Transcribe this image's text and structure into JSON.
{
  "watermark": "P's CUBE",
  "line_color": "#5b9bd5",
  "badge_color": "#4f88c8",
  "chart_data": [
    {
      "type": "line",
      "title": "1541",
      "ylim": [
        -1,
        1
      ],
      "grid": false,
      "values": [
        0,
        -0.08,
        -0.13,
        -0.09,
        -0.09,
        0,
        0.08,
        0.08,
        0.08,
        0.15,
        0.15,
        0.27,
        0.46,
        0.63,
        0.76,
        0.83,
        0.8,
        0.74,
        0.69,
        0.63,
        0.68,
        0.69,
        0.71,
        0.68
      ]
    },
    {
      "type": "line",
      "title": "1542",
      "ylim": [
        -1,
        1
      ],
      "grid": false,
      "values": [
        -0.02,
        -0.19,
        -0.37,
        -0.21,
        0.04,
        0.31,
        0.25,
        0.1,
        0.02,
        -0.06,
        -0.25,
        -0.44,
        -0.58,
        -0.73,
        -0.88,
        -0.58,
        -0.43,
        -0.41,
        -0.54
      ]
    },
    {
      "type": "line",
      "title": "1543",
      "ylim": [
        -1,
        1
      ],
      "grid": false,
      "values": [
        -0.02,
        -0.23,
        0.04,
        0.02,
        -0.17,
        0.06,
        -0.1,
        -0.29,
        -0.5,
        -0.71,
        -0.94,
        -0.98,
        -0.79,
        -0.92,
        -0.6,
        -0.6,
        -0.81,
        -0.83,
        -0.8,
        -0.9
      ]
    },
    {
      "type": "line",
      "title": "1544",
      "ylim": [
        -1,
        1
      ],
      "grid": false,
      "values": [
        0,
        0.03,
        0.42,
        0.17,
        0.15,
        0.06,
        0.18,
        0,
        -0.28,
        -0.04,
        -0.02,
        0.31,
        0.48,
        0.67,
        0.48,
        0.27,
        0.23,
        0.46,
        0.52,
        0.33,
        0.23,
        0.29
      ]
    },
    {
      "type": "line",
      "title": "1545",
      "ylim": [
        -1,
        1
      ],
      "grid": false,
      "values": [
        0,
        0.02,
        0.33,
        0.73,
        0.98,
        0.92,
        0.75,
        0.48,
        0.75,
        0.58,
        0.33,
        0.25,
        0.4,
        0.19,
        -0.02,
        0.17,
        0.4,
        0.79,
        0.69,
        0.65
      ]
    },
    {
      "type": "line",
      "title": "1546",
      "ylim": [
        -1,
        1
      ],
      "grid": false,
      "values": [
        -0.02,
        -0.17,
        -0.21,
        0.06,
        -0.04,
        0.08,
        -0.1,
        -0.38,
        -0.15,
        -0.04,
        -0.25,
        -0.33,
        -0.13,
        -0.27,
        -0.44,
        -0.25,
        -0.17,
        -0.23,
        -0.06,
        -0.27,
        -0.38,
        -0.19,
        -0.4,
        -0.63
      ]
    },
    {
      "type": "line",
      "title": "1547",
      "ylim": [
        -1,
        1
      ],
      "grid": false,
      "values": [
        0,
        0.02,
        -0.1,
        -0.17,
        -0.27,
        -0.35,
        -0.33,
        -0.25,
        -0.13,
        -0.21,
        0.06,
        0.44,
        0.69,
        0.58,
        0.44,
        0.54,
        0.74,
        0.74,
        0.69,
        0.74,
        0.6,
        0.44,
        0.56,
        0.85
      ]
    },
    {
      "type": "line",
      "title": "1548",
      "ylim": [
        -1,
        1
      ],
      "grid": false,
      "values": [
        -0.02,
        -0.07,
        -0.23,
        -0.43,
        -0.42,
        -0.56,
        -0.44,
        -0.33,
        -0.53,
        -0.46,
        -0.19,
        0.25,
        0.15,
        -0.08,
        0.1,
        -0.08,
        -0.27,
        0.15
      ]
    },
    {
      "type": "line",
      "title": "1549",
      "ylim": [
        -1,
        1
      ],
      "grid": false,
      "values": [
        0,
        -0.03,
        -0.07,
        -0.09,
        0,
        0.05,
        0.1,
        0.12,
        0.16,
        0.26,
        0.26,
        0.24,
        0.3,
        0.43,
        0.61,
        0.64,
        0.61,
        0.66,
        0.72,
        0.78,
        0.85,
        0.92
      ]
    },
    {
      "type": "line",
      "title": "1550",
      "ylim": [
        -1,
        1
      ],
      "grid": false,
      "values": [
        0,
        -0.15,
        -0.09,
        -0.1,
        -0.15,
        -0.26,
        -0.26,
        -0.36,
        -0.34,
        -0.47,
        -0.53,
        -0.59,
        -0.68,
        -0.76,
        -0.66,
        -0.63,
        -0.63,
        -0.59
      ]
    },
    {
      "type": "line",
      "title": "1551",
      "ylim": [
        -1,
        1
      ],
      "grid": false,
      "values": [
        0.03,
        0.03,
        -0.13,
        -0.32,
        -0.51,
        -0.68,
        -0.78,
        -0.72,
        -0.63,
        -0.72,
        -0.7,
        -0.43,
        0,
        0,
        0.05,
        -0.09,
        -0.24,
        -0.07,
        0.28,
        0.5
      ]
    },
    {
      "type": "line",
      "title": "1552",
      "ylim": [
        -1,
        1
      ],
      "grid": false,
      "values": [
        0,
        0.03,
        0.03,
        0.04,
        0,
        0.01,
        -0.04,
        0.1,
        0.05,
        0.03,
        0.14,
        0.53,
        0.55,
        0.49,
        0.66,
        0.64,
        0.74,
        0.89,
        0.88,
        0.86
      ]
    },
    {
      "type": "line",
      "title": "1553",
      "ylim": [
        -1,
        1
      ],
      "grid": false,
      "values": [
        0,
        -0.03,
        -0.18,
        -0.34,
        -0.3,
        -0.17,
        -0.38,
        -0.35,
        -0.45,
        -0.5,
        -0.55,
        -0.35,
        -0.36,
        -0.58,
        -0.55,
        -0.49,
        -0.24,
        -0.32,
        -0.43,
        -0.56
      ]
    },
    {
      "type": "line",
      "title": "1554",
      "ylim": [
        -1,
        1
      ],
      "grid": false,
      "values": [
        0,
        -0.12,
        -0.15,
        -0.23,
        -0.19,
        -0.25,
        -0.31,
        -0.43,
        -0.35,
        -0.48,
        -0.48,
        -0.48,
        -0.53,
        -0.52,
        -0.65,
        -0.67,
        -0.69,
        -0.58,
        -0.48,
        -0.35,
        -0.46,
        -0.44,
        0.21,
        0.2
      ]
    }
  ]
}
=======
The listing above should be transcribed in full, exactly as written.

Transcribe this image's text and structure into JSON.
{
  "watermark": "P's CUBE",
  "line_color": "#5b9bd5",
  "badge_color": "#4f88c8",
  "chart_data": [
    {
      "type": "line",
      "title": "1541",
      "ylim": [
        -1,
        1
      ],
      "grid": false,
      "values": [
        0,
        -0.08,
        -0.13,
        -0.09,
        -0.09,
        0,
        0.08,
        0.08,
        0.08,
        0.15,
        0.15,
        0.27,
        0.46,
        0.63,
        0.76,
        0.83,
        0.8,
        0.74,
        0.69,
        0.63,
        0.68,
        0.69,
        0.71,
        0.68
      ]
    },
    {
      "type": "line",
      "title": "1542",
      "ylim": [
        -1,
        1
      ],
      "grid": false,
      "values": [
        -0.02,
        -0.19,
        -0.37,
        -0.21,
        0.04,
        0.31,
        0.25,
        0.1,
        0.02,
        -0.06,
        -0.25,
        -0.44,
        -0.58,
        -0.73,
        -0.88,
        -0.58,
        -0.43,
        -0.41,
        -0.54
      ]
    },
    {
      "type": "line",
      "title": "1543",
      "ylim": [
        -1,
        1
      ],
      "grid": false,
      "values": [
        -0.02,
        -0.23,
        0.04,
        0.02,
        -0.17,
        0.06,
        -0.1,
        -0.29,
        -0.5,
        -0.71,
        -0.94,
        -0.98,
        -0.79,
        -0.92,
        -0.6,
        -0.6,
        -0.81,
        -0.83,
        -0.8,
        -0.9
      ]
    },
    {
      "type": "line",
      "title": "1544",
      "ylim": [
        -1,
        1
      ],
      "grid": false,
      "values": [
        0,
        0.03,
        0.42,
        0.17,
        0.15,
        0.06,
        0.18,
        0,
        -0.28,
        -0.04,
        -0.02,
        0.31,
        0.48,
        0.67,
        0.48,
        0.27,
        0.23,
        0.46,
        0.52,
        0.33,
        0.23,
        0.29
      ]
    },
    {
      "type": "line",
      "title": "1545",
      "ylim": [
        -1,
        1
      ],
      "grid": false,
      "values": [
        0,
        0.02,
        0.33,
        0.73,
        0.98,
        0.92,
        0.75,
        0.48,
        0.75,
        0.58,
        0.33,
        0.25,
        0.4,
        0.19,
        -0.02,
        0.17,
        0.4,
        0.79,
        0.69,
        0.65
      ]
    },
    {
      "type": "line",
      "title": "1546",
      "ylim": [
        -1,
        1
      ],
      "grid": false,
      "values": [
        -0.02,
        -0.17,
        -0.21,
        0.06,
        -0.04,
        0.08,
        -0.1,
        -0.38,
        -0.15,
        -0.04,
        -0.25,
        -0.33,
        -0.13,
        -0.27,
        -0.44,
        -0.25,
        -0.17,
        -0.23,
        -0.06,
        -0.27,
        -0.38,
        -0.19,
        -0.4,
        -0.63
      ]
    },
    {
      "type": "line",
      "title": "1547",
      "ylim": [
        -1,
        1
      ],
      "grid": false,
      "values": [
        0,
        0.02,
        -0.1,
        -0.17,
        -0.27,
        -0.35,
        -0.33,
        -0.25,
        -0.13,
        -0.21,
        0.06,
        0.44,
        0.69,
        0.58,
        0.44,
        0.54,
        0.74,
        0.74,
        0.69,
        0.74,
        0.6,
        0.44,
        0.56,
        0.85
      ]
    },
    {
      "type": "line",
      "title": "1548",
      "ylim": [
        -1,
        1
      ],
      "grid": false,
      "values": [
        -0.02,
        -0.07,
        -0.23,
        -0.43,
        -0.42,
        -0.56,
        -0.44,
        -0.33,
        -0.53,
        -0.46,
        -0.19,
        0.25,
        0.15,
        -0.08,
        0.1,
        -0.08,
        -0.27,
        0.15
      ]
    },
    {
      "type": "line",
      "title": "1549",
      "ylim": [
        -1,
        1
      ],
      "grid": false,
      "values": [
        0,
        -0.03,
        -0.07,
        -0.09,
        0,
        0.05,
        0.1,
        0.12,
        0.16,
        0.26,
        0.26,
        0.24,
        0.3,
        0.43,
        0.61,
        0.64,
        0.61,
        0.66,
        0.72,
        0.78,
        0.85,
        0.92
      ]
    },
    {
      "type": "line",
      "title": "1550",
      "ylim": [
        -1,
        1
      ],
      "grid": false,
      "values": [
        0,
        -0.15,
        -0.09,
        -0.1,
        -0.15,
        -0.26,
        -0.26,
        -0.36,
        -0.34,
        -0.47,
        -0.53,
        -0.59,
        -0.68,
        -0.76,
        -0.66,
        -0.63,
        -0.63,
        -0.59
      ]
    },
    {
      "type": "line",
      "title": "1551",
      "ylim": [
        -1,
        1
      ],
      "grid": false,
      "values": [
        0.03,
        0.03,
        -0.13,
        -0.32,
        -0.51,
        -0.68,
        -0.78,
        -0.72,
        -0.63,
        -0.72,
        -0.7,
        -0.43,
        0,
        0,
        0.05,
        -0.09,
        -0.24,
        -0.07,
        0.28,
        0.5
      ]
    },
    {
      "type": "line",
      "title": "1552",
      "ylim": [
        -1,
        1
      ],
      "grid": false,
      "values": [
        0,
        0.03,
        0.03,
        0.04,
        0,
        0.01,
        -0.04,
        0.1,
        0.05,
        0.03,
        0.14,
        0.53,
        0.55,
        0.49,
        0.66,
        0.64,
        0.74,
        0.89,
        0.88,
        0.86
      ]
    },
    {
      "type": "line",
      "title": "1553",
      "ylim": [
        -1,
        1
      ],
      "grid": false,
      "values": [
        0,
        -0.03,
        -0.18,
        -0.34,
        -0.3,
        -0.17,
        -0.38,
        -0.35,
        -0.45,
        -0.5,
        -0.55,
        -0.35,
        -0.36,
        -0.58,
        -0.55,
        -0.49,
        -0.24,
        -0.32,
        -0.43,
        -0.56
      ]
    },
    {
      "type": "line",
      "title": "1554",
      "ylim": [
        -1,
        1
      ],
      "grid": false,
      "values": [
        0,
        -0.12,
        -0.15,
        -0.23,
        -0.19,
        -0.25,
        -0.31,
        -0.43,
        -0.35,
        -0.48,
        -0.48,
        -0.48,
        -0.53,
        -0.52,
        -0.65,
        -0.67,
        -0.69,
        -0.58,
        -0.48,
        -0.35,
        -0.46,
        -0.44,
        0.21,
        0.2
      ]
    }
  ]
}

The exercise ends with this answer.